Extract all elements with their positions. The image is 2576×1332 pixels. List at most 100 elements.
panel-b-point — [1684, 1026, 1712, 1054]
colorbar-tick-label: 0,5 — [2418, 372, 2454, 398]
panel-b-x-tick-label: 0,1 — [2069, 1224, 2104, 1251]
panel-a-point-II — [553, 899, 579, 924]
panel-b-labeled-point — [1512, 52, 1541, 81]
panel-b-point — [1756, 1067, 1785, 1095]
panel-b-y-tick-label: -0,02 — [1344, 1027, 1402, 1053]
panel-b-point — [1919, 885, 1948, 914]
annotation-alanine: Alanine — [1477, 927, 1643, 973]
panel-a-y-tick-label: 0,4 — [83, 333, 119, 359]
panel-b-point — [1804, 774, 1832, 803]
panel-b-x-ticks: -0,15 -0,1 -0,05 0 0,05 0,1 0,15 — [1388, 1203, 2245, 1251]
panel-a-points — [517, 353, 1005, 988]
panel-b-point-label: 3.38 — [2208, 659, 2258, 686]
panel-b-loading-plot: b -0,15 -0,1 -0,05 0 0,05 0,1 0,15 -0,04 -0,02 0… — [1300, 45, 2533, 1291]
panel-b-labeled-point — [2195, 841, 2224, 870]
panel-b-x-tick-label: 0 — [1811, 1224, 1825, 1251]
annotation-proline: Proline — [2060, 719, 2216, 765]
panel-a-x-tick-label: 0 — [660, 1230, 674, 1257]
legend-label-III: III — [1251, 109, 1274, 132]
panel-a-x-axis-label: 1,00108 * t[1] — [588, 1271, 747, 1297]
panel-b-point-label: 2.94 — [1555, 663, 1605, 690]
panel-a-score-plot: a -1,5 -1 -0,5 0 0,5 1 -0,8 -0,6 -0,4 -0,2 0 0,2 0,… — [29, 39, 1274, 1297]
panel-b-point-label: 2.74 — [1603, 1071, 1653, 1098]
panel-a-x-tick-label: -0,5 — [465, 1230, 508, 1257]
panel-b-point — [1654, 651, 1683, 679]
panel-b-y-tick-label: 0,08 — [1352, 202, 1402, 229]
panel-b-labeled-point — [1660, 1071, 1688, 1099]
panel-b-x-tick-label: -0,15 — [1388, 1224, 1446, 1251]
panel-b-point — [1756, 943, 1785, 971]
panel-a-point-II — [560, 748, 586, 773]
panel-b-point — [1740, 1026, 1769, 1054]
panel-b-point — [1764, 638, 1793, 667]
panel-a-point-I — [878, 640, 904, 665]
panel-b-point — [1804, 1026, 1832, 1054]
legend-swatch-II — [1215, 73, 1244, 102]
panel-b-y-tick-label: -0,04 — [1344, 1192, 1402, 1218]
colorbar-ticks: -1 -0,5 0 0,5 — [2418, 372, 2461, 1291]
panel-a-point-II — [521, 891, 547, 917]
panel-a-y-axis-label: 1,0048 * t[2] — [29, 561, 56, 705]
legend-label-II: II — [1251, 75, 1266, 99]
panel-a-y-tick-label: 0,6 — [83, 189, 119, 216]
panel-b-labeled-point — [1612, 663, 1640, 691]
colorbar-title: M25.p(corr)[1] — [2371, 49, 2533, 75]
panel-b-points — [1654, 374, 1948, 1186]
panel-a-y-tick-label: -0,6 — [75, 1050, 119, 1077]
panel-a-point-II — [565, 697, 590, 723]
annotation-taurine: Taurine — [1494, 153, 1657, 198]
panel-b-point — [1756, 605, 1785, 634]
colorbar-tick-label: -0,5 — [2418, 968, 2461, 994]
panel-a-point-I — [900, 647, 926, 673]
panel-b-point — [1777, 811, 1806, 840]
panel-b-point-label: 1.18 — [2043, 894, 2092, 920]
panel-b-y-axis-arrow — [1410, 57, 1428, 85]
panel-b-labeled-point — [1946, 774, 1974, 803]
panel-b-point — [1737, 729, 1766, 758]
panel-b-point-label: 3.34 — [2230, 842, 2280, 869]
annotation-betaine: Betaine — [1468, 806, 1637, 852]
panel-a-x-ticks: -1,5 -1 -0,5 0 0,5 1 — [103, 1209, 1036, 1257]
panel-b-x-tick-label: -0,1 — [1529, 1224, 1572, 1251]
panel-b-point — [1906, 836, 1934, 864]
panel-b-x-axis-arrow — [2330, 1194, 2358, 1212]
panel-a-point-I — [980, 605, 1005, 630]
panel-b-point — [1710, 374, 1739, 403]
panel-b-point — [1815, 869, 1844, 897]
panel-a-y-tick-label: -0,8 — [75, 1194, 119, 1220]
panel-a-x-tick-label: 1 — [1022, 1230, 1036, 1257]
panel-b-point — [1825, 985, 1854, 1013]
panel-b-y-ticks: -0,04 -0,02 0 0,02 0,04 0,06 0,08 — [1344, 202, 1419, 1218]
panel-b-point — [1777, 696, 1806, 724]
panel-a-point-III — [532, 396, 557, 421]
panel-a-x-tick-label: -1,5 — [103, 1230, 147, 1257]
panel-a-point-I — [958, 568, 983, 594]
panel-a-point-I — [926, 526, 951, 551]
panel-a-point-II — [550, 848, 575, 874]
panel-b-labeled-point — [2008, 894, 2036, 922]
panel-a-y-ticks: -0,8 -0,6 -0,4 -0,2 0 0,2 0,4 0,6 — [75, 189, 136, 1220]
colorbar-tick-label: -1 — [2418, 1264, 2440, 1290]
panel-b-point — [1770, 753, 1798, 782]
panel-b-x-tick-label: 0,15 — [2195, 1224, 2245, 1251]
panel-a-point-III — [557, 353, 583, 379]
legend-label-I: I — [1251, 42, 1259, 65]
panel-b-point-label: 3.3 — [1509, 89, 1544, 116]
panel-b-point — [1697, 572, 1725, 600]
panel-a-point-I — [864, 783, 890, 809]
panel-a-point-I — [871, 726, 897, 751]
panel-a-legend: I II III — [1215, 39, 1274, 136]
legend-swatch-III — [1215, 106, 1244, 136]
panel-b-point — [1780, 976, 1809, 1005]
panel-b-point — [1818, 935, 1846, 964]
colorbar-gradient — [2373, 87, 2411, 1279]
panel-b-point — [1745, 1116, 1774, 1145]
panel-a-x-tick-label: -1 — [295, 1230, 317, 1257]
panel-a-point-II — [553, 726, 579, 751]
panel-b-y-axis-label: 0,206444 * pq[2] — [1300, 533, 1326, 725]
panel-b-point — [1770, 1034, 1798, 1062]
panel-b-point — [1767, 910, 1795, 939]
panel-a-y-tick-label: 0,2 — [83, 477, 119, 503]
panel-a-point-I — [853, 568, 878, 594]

##########

**Stated exercise**.
Reproduce each of the records above word for word, without any changes.

**Response for this exercise**.
Extract all elements with their positions. The image is 2576×1332 pixels. List at most 100 elements.
panel-b-point — [1684, 1026, 1712, 1054]
colorbar-tick-label: 0,5 — [2418, 372, 2454, 398]
panel-b-x-tick-label: 0,1 — [2069, 1224, 2104, 1251]
panel-a-point-II — [553, 899, 579, 924]
panel-b-labeled-point — [1512, 52, 1541, 81]
panel-b-point — [1756, 1067, 1785, 1095]
panel-b-y-tick-label: -0,02 — [1344, 1027, 1402, 1053]
panel-b-point — [1919, 885, 1948, 914]
annotation-alanine: Alanine — [1477, 927, 1643, 973]
panel-a-y-tick-label: 0,4 — [83, 333, 119, 359]
panel-b-point — [1804, 774, 1832, 803]
panel-b-x-ticks: -0,15 -0,1 -0,05 0 0,05 0,1 0,15 — [1388, 1203, 2245, 1251]
panel-a-points — [517, 353, 1005, 988]
panel-b-point-label: 3.38 — [2208, 659, 2258, 686]
panel-b-loading-plot: b -0,15 -0,1 -0,05 0 0,05 0,1 0,15 -0,04 -0,02 0… — [1300, 45, 2533, 1291]
panel-b-labeled-point — [2195, 841, 2224, 870]
panel-b-x-tick-label: 0 — [1811, 1224, 1825, 1251]
annotation-proline: Proline — [2060, 719, 2216, 765]
panel-a-x-tick-label: 0 — [660, 1230, 674, 1257]
legend-label-III: III — [1251, 109, 1274, 132]
panel-a-x-axis-label: 1,00108 * t[1] — [588, 1271, 747, 1297]
panel-b-point-label: 2.94 — [1555, 663, 1605, 690]
panel-a-score-plot: a -1,5 -1 -0,5 0 0,5 1 -0,8 -0,6 -0,4 -0,2 0 0,2 0,… — [29, 39, 1274, 1297]
panel-b-point-label: 2.74 — [1603, 1071, 1653, 1098]
panel-a-x-tick-label: -0,5 — [465, 1230, 508, 1257]
panel-b-point — [1654, 651, 1683, 679]
panel-b-y-tick-label: 0,08 — [1352, 202, 1402, 229]
panel-b-labeled-point — [1660, 1071, 1688, 1099]
panel-b-x-tick-label: -0,15 — [1388, 1224, 1446, 1251]
panel-b-point — [1756, 943, 1785, 971]
panel-a-point-II — [560, 748, 586, 773]
panel-b-point — [1740, 1026, 1769, 1054]
panel-b-point — [1764, 638, 1793, 667]
panel-a-point-I — [878, 640, 904, 665]
panel-b-point — [1804, 1026, 1832, 1054]
legend-swatch-II — [1215, 73, 1244, 102]
panel-b-y-tick-label: -0,04 — [1344, 1192, 1402, 1218]
colorbar-ticks: -1 -0,5 0 0,5 — [2418, 372, 2461, 1291]
panel-a-point-II — [521, 891, 547, 917]
panel-a-y-axis-label: 1,0048 * t[2] — [29, 561, 56, 705]
legend-label-II: II — [1251, 75, 1266, 99]
panel-a-y-tick-label: 0,6 — [83, 189, 119, 216]
panel-b-labeled-point — [1612, 663, 1640, 691]
colorbar-title: M25.p(corr)[1] — [2371, 49, 2533, 75]
panel-b-points — [1654, 374, 1948, 1186]
panel-a-y-tick-label: -0,6 — [75, 1050, 119, 1077]
panel-a-point-II — [565, 697, 590, 723]
annotation-taurine: Taurine — [1494, 153, 1657, 198]
panel-b-point — [1756, 605, 1785, 634]
colorbar-tick-label: -0,5 — [2418, 968, 2461, 994]
panel-a-point-I — [900, 647, 926, 673]
panel-b-point — [1777, 811, 1806, 840]
panel-b-point-label: 1.18 — [2043, 894, 2092, 920]
panel-b-y-axis-arrow — [1410, 57, 1428, 85]
panel-b-labeled-point — [1946, 774, 1974, 803]
panel-b-point — [1737, 729, 1766, 758]
panel-b-point-label: 3.34 — [2230, 842, 2280, 869]
annotation-betaine: Betaine — [1468, 806, 1637, 852]
panel-a-x-ticks: -1,5 -1 -0,5 0 0,5 1 — [103, 1209, 1036, 1257]
panel-b-x-tick-label: -0,1 — [1529, 1224, 1572, 1251]
panel-b-point — [1906, 836, 1934, 864]
panel-b-x-axis-arrow — [2330, 1194, 2358, 1212]
panel-a-point-I — [980, 605, 1005, 630]
panel-b-point — [1710, 374, 1739, 403]
panel-b-point — [1815, 869, 1844, 897]
panel-a-y-tick-label: -0,8 — [75, 1194, 119, 1220]
panel-a-x-tick-label: 1 — [1022, 1230, 1036, 1257]
panel-b-point — [1825, 985, 1854, 1013]
panel-b-y-ticks: -0,04 -0,02 0 0,02 0,04 0,06 0,08 — [1344, 202, 1419, 1218]
panel-b-point — [1777, 696, 1806, 724]
panel-a-point-III — [532, 396, 557, 421]
panel-a-x-tick-label: -1,5 — [103, 1230, 147, 1257]
panel-a-point-I — [958, 568, 983, 594]
panel-a-point-I — [926, 526, 951, 551]
panel-a-point-II — [550, 848, 575, 874]
panel-b-labeled-point — [2008, 894, 2036, 922]
panel-a-y-ticks: -0,8 -0,6 -0,4 -0,2 0 0,2 0,4 0,6 — [75, 189, 136, 1220]
colorbar-tick-label: -1 — [2418, 1264, 2440, 1290]
panel-b-point — [1770, 753, 1798, 782]
panel-b-x-tick-label: 0,15 — [2195, 1224, 2245, 1251]
panel-a-point-III — [557, 353, 583, 379]
legend-label-I: I — [1251, 42, 1259, 65]
panel-b-point-label: 3.3 — [1509, 89, 1544, 116]
panel-b-point — [1697, 572, 1725, 600]
panel-a-point-I — [864, 783, 890, 809]
panel-a-point-I — [871, 726, 897, 751]
panel-a-legend: I II III — [1215, 39, 1274, 136]
legend-swatch-III — [1215, 106, 1244, 136]
panel-b-point — [1780, 976, 1809, 1005]
panel-b-point — [1818, 935, 1846, 964]
colorbar-gradient — [2373, 87, 2411, 1279]
panel-b-point — [1745, 1116, 1774, 1145]
panel-a-x-tick-label: -1 — [295, 1230, 317, 1257]
panel-a-point-II — [553, 726, 579, 751]
panel-b-y-axis-label: 0,206444 * pq[2] — [1300, 533, 1326, 725]
panel-b-point — [1770, 1034, 1798, 1062]
panel-b-point — [1767, 910, 1795, 939]
panel-a-y-tick-label: 0,2 — [83, 477, 119, 503]
panel-a-point-I — [853, 568, 878, 594]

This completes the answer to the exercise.